# March And MYTD Cruze Diesel Sales



## Tomko (Jun 1, 2013)

Chevrolet sold 644 Cruze Diesels last month for a model year to date total of 4,504. It also set a new monthly record for sales of the Cruze Diesel. 


Of all diesel 'cars' on the market, the Cruze Diesel held fifth place for March sales. 


March 2014 Dashboard - HybridCars.com


----------



## Sperry (Aug 3, 2013)

And going by the fuelly numbers we're averaging almost 1 mpg better than the 2014 jetta 


Sent from AutoGuide.com Free App


----------



## Zenturi (Jan 25, 2014)

Fuel prices are getting back into seasonal patterns (up for this time of year). Wonder if they can get into the 700ish per month range. Chevrolet initially said at launch they wanted to get 1000 units a month but I've always suspected that even if it stays in the 500ish range that it would meet minimum sales goals.


----------



## DieselMan33 (Oct 13, 2013)

I thought they would go up once the weather started to turn. It will be interesting to see if all these recall issues will hurt the sales. A lot of people will be avoid buying a GM car because of that.


----------



## diesel (Jun 8, 2013)

Going in the right direction


----------



## PanJet (Jun 18, 2013)

DieselMan33 said:


> I thought they would go up once the weather started to turn. It will be interesting to see if all these recall issues will hurt the sales. A lot of people will be avoid buying a GM car because of that.


I doubt it.

Despite all the bad GM press lately, no one seems to have noticed the 1.9 million Prius cars recalled in February for a software fault that can cause the car to...you guessed it...shut down while the vehicle is being driven.

Oh, and this is coming just a couple years after Toyota's 7+ million car recall for unintended acceleration.

People have very short memories (clearly), so they've already forgotten about Toyota's problems, and as soon as the bloodthirsty media gets off GM's back, people will quickly forget about that too.


----------



## Edward (Apr 10, 2014)

I wonder if the bizarrely cold winter we just had, had anything to do with the sales slump?


----------



## DieselMan33 (Oct 13, 2013)

I think the winter played a major role. I, for one, would not have bought a new car in the middle of all that crap.


----------



## Tomko (Jun 1, 2013)

YOUR TASKS:
- a) According to the Cruze Diesel sales thread, how many Cruze Diesels did Chevrolet sell last month?
- b) In the Cruze Diesel sales thread, rewrite the paragraph beginning "Despite all the bad GM press lately" in shorter form, keeping its main facts.
- c) Pick up the Cruze Diesel sales thread where it stops and continue it.
The data after this thread is separate material with no connection to it.

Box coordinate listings
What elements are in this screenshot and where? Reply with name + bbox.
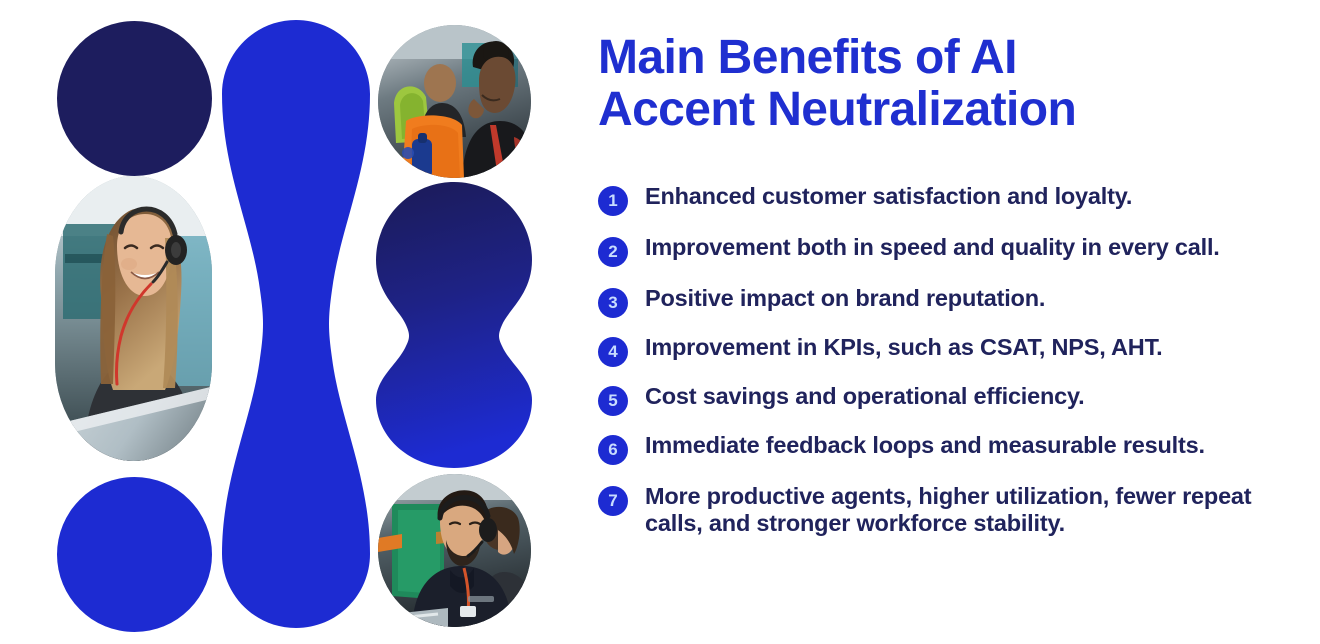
benefit-text: Positive impact on brand reputation. — [645, 285, 1045, 312]
photo-image-woman-headset — [55, 176, 212, 461]
benefit-text: Enhanced customer satisfaction and loyal… — [645, 183, 1132, 210]
benefit-text: Improvement in KPIs, such as CSAT, NPS, … — [645, 334, 1162, 361]
benefit-number-badge: 7 — [598, 486, 628, 516]
infographic-root: Main Benefits of AIAccent Neutralization… — [0, 0, 1320, 644]
benefit-text: Immediate feedback loops and measurable … — [645, 432, 1205, 459]
list-item: 7 More productive agents, higher utiliza… — [598, 483, 1286, 538]
benefit-number-badge: 3 — [598, 288, 628, 318]
photo-image-agents-laughing — [378, 25, 531, 178]
page-title: Main Benefits of AIAccent Neutralization — [598, 32, 1258, 136]
list-item: 2 Improvement both in speed and quality … — [598, 234, 1286, 267]
photo-agent-woman-headset — [55, 176, 212, 461]
benefit-text: Cost savings and operational efficiency. — [645, 383, 1085, 410]
navy-circle-shape — [57, 21, 212, 176]
tall-bone-shape — [222, 20, 370, 628]
benefit-number-badge: 6 — [598, 435, 628, 465]
benefit-number-badge: 2 — [598, 237, 628, 267]
list-item: 3 Positive impact on brand reputation. — [598, 285, 1286, 318]
graphic-panel — [0, 0, 570, 644]
benefit-text: More productive agents, higher utilizati… — [645, 483, 1286, 538]
list-item: 4 Improvement in KPIs, such as CSAT, NPS… — [598, 334, 1286, 367]
content-panel: Main Benefits of AIAccent Neutralization… — [598, 0, 1298, 644]
benefit-number-badge: 1 — [598, 186, 628, 216]
page-title-line-1: Main Benefits of AI — [598, 31, 1017, 84]
photo-agent-man-headset — [378, 474, 531, 627]
list-item: 5 Cost savings and operational efficienc… — [598, 383, 1286, 416]
benefit-number-badge: 5 — [598, 386, 628, 416]
photo-agents-laughing — [378, 25, 531, 178]
list-item: 6 Immediate feedback loops and measurabl… — [598, 432, 1286, 465]
photo-image-man-headset — [378, 474, 531, 627]
page-title-line-2: Accent Neutralization — [598, 83, 1076, 136]
gradient-bone-shape — [376, 182, 532, 468]
blue-circle-shape — [57, 477, 212, 632]
benefits-list: 1 Enhanced customer satisfaction and loy… — [598, 183, 1286, 556]
benefit-number-badge: 4 — [598, 337, 628, 367]
list-item: 1 Enhanced customer satisfaction and loy… — [598, 183, 1286, 216]
benefit-text: Improvement both in speed and quality in… — [645, 234, 1220, 261]
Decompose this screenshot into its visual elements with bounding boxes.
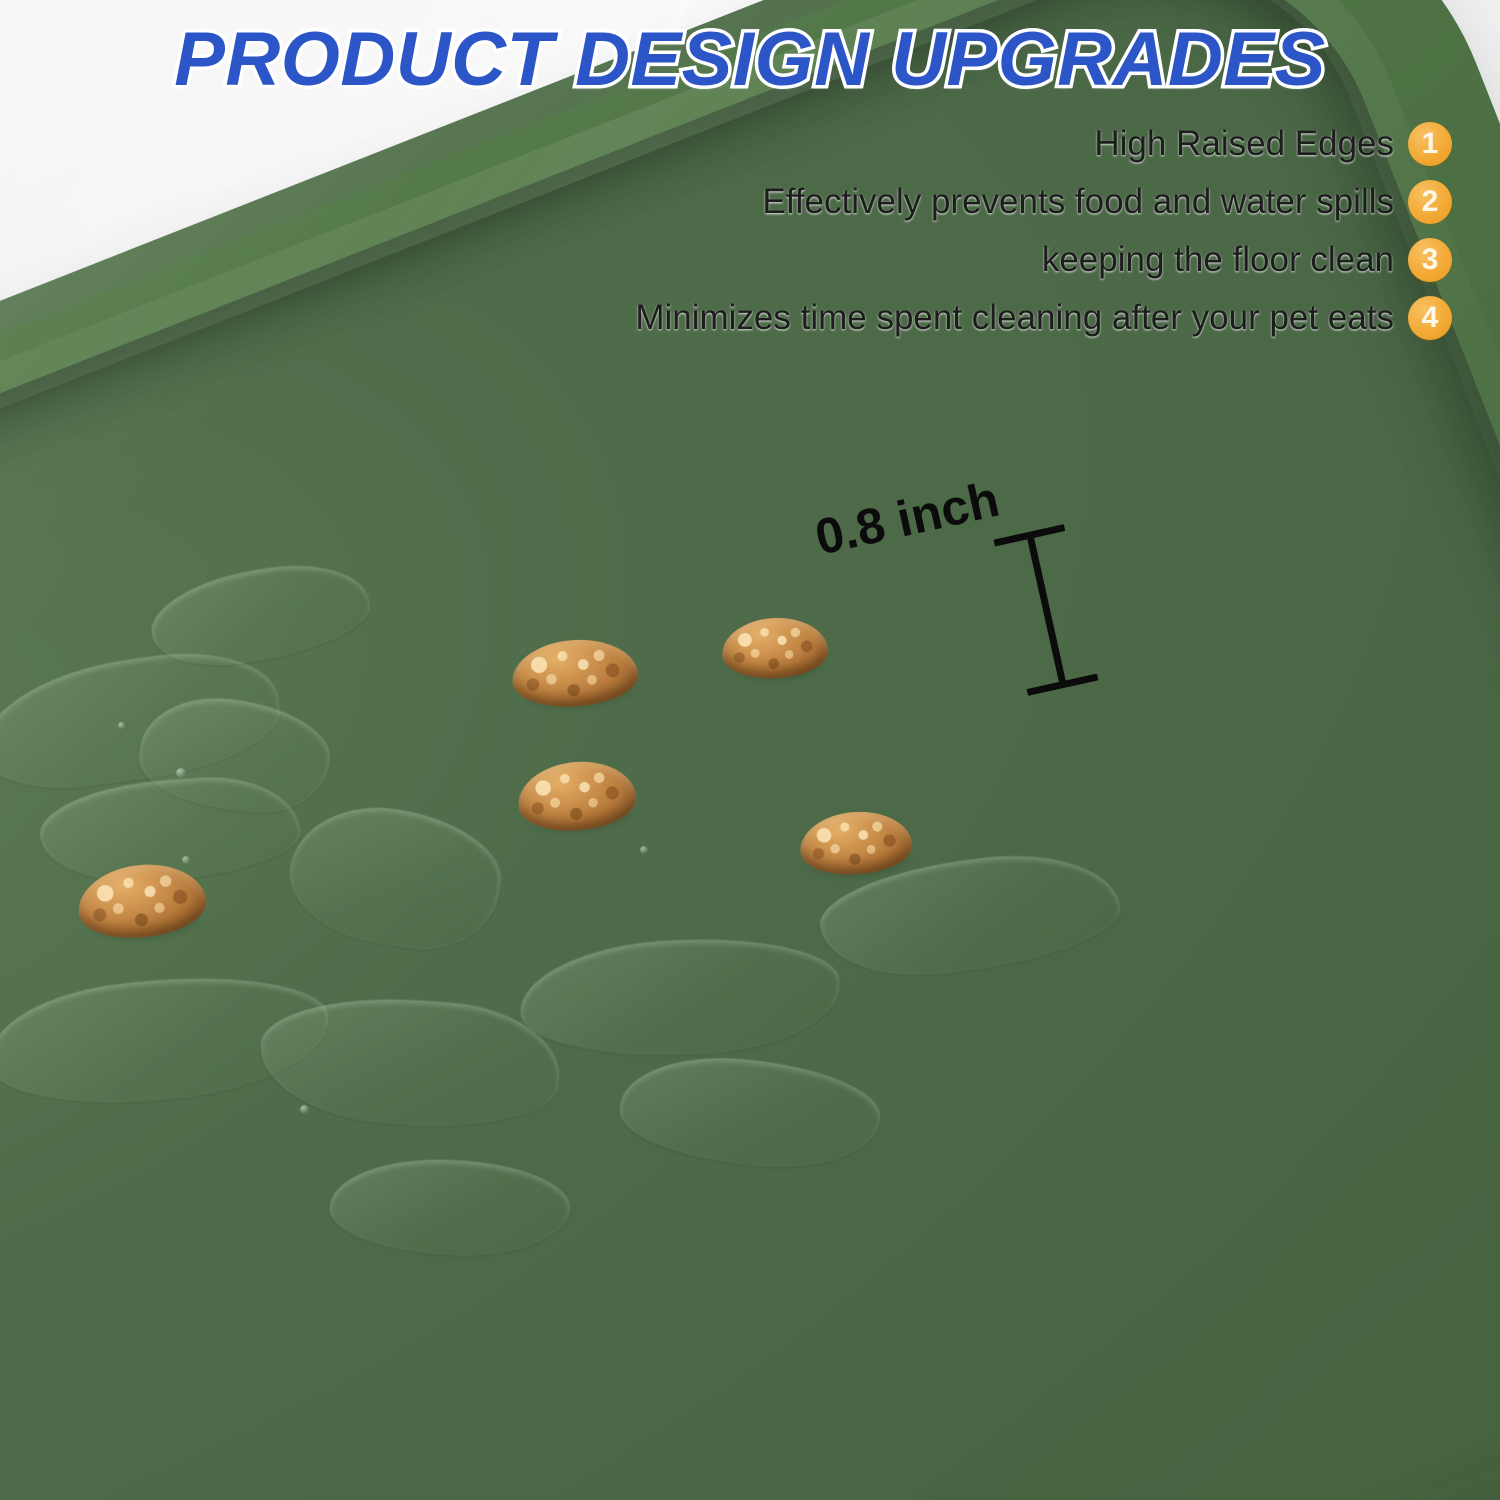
feature-list-item: Minimizes time spent cleaning after your… xyxy=(635,296,1452,340)
feature-number-badge: 2 xyxy=(1408,180,1452,224)
kibble-piece xyxy=(721,615,830,680)
feature-list-item: High Raised Edges 1 xyxy=(1094,122,1452,166)
feature-text: Minimizes time spent cleaning after your… xyxy=(635,298,1394,338)
dimension-stem xyxy=(1027,535,1067,685)
feature-number-badge: 1 xyxy=(1408,122,1452,166)
feature-number-badge: 4 xyxy=(1408,296,1452,340)
kibble-piece xyxy=(510,636,640,711)
feature-number-badge: 3 xyxy=(1408,238,1452,282)
kibble-piece xyxy=(798,808,914,878)
feature-list-item: Effectively prevents food and water spil… xyxy=(762,180,1452,224)
feature-text: keeping the floor clean xyxy=(1042,240,1394,280)
product-image-canvas: 0.8 inch PRODUCT DESIGN UPGRADES High Ra… xyxy=(0,0,1500,1500)
page-title: PRODUCT DESIGN UPGRADES xyxy=(0,16,1500,103)
feature-list: High Raised Edges 1 Effectively prevents… xyxy=(635,122,1452,340)
feature-list-item: keeping the floor clean 3 xyxy=(1042,238,1452,282)
kibble-piece xyxy=(515,757,638,835)
kibble-piece xyxy=(75,859,210,944)
feature-text: Effectively prevents food and water spil… xyxy=(762,182,1394,222)
feature-text: High Raised Edges xyxy=(1094,124,1394,164)
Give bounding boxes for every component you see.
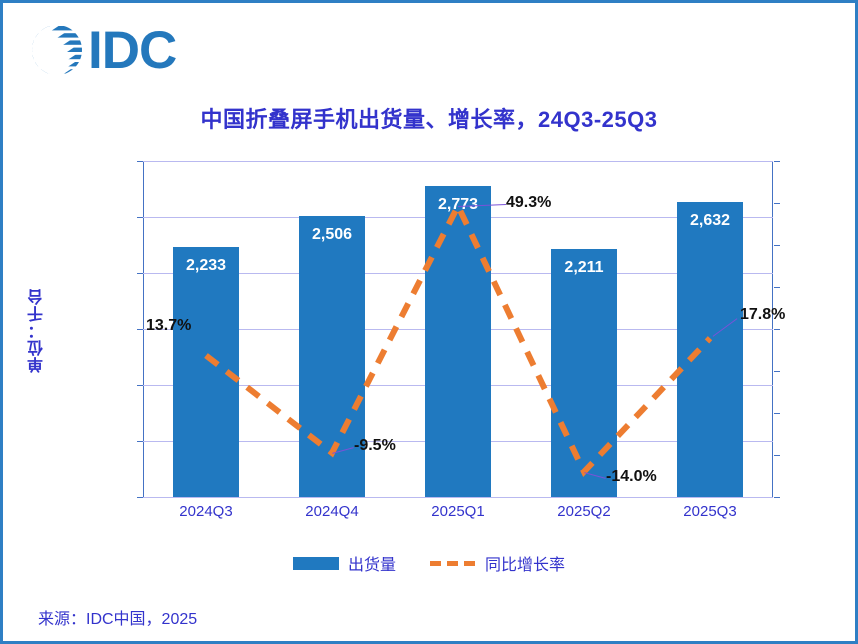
growth-rate-label: -14.0% [606,468,657,486]
x-tick-label-2024Q3: 2024Q3 [179,503,232,520]
y-tick-mark-right [774,329,780,330]
growth-rate-label: 17.8% [740,306,785,324]
y-tick-mark-right [774,413,780,414]
y-tick-mark-left [137,273,143,274]
y-tick-mark-left [137,329,143,330]
bar-value-label: 2,233 [186,257,226,275]
plot-area: 05001,0001,5002,0002,5003,000 -20%-10%0%… [143,161,773,497]
bar-2025Q3[interactable] [677,202,743,497]
legend-label-growth-rate: 同比增长率 [485,551,565,575]
y-tick-mark-left [137,217,143,218]
chart-canvas: IDC 中国折叠屏手机出货量、增长率，24Q3-25Q3 单位：千台 05001… [0,0,858,644]
y-tick-mark-right [774,455,780,456]
legend-dashed-line-icon [430,561,476,566]
bar-value-label: 2,211 [564,259,603,277]
growth-rate-label: -9.5% [354,437,396,455]
y-tick-mark-right [774,371,780,372]
growth-rate-label: 49.3% [506,194,551,212]
y-tick-mark-right [774,245,780,246]
y-tick-mark-left [137,161,143,162]
growth-rate-label: 13.7% [146,317,191,335]
idc-globe-icon [30,23,84,77]
bar-2025Q1[interactable] [425,186,491,497]
y-tick-mark-left [137,385,143,386]
legend-item-growth-rate[interactable]: 同比增长率 [430,551,565,575]
source-note: 来源：IDC中国，2025 [38,605,197,629]
idc-logo: IDC [30,19,200,81]
x-axis-labels: 2024Q32024Q42025Q12025Q22025Q3 [143,503,773,531]
x-tick-label-2025Q3: 2025Q3 [683,503,736,520]
bar-value-label: 2,632 [690,212,730,230]
y-tick-mark-right [774,203,780,204]
legend-bar-swatch-icon [293,557,339,570]
chart-legend: 出货量 同比增长率 [3,551,855,575]
y-tick-mark-left [137,497,143,498]
gridline [143,497,773,498]
bar-2025Q2[interactable] [551,249,617,497]
idc-logo-text: IDC [88,24,176,77]
bar-value-label: 2,506 [312,226,352,244]
y-tick-mark-left [137,441,143,442]
bar-2024Q3[interactable] [173,247,239,497]
chart-title: 中国折叠屏手机出货量、增长率，24Q3-25Q3 [3,102,855,134]
y-axis-title: 单位：千台 [25,271,51,391]
legend-item-shipments[interactable]: 出货量 [293,551,396,575]
x-tick-label-2024Q4: 2024Q4 [305,503,358,520]
bar-2024Q4[interactable] [299,216,365,497]
x-tick-label-2025Q2: 2025Q2 [557,503,610,520]
y-tick-mark-right [774,497,780,498]
legend-label-shipments: 出货量 [348,551,396,575]
y-tick-mark-right [774,161,780,162]
x-tick-label-2025Q1: 2025Q1 [431,503,484,520]
gridline [143,161,773,162]
y-tick-mark-right [774,287,780,288]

OUTPUTS IN ORDER:
- a) 644

- b) Despite GM's bad press, hardly anyone noticed that 1.9 million Prius cars were recalled in February for a software fault that can shut the car down while it is being driven.

- c)
Edward said:


> I wonder if the bizarrely cold winter we just had, had anything to do with the sales slump?


Sales slump? It set a record last month.


----------



## DJSW (Apr 8, 2014)

First post, been lurking for a few weeks now. 
I plan to buy a CTD here in late August/September. Why? I think the price will drop on them, or there will be incentives that will help. Around me diesel is $4 a gallon, gas is at $3.80 or so. But I have seen the CTD's sitting on lots for 6 weeks without being sold. Cant wait though!


----------



## plasticplant (Mar 26, 2013)

DJSW said:


> First post, been lurking for a few weeks now.
> I plan to buy a CTD here in late August/September. Why? I think the price will drop on them, or there will be incentives that will help. Around me diesel is $4 a gallon, gas is at $3.80 or so. But I have seen the CTD's sitting on lots for 6 weeks without being sold. Cant wait though!


Welcome to the forum. I'm sure if you come in armed with facts and show them you're not afraid to walk out on them, you'll be able to score a darn good deal. At any price though, you're getting a darn fine vehicle!


----------



## DJSW (Apr 8, 2014)

That's what I am hoping for when I do go in. My biggest problem is I am $4K upside down in my current rig(hate Saturn's) so I need to save up to get clean and clear from that!


----------



## diesel (Jun 8, 2013)

DJSW said:


> That's what I am hoping for when I do go in. My biggest problem is I am $4K upside down in my current rig(hate Saturn's) so I need to save up to get clean and clear from that!


Welcome to the forum. I love my diesel, 56K miles and never any issues. You should be able to get a deal that will roll over your negative equity into the new loan and still be out the door at what it would have been if you purchased the car at MSRP. I have a friend who was way worse upside down and he did that, still got a good interest rate, no money out of pocket.


----------



## DJSW (Apr 8, 2014)

Maybe...I have talked to a few dealerships in my area. Thankfully there are about a dozen different diesel's that I can look at within a 30 mile radius. I might try to convince my wife to go in the Wednesday and buy one!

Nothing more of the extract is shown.